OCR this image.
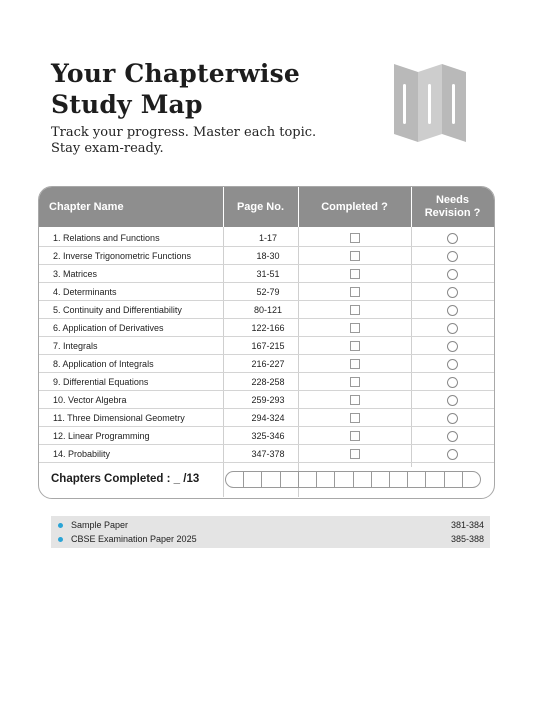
Your Chapterwise
Study Map

Track your progress. Master each topic.
Stay exam-ready.

Chapter Name	Page No.	Completed ?
Needs
Revision ?
1. Relations and Functions	1-17
2. Inverse Trigonometric Functions	18-30
3. Matrices	31-51
4. Determinants	52-79
5. Continuity and Differentiability	80-121
6. Application of Derivatives	122-166
7. Integrals	167-215
8. Application of Integrals	216-227
9. Differential Equations	228-258
10. Vector Algebra	259-293
11. Three Dimensional Geometry	294-324
12. Linear Programming	325-346
14. Probability	347-378
Chapters Completed : _ /13
Sample Paper	381-384
CBSE Examination Paper 2025	385-388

####################

### JOB
Repeat the records word for word. Any picture in them should be left out.

### EXERCISE OUTPUT
OCR this image.
Your Chapterwise
Study Map

Track your progress. Master each topic.
Stay exam-ready.

Chapter Name	Page No.	Completed ?
Needs
Revision ?
1. Relations and Functions	1-17
2. Inverse Trigonometric Functions	18-30
3. Matrices	31-51
4. Determinants	52-79
5. Continuity and Differentiability	80-121
6. Application of Derivatives	122-166
7. Integrals	167-215
8. Application of Integrals	216-227
9. Differential Equations	228-258
10. Vector Algebra	259-293
11. Three Dimensional Geometry	294-324
12. Linear Programming	325-346
14. Probability	347-378
Chapters Completed : _ /13
Sample Paper	381-384
CBSE Examination Paper 2025	385-388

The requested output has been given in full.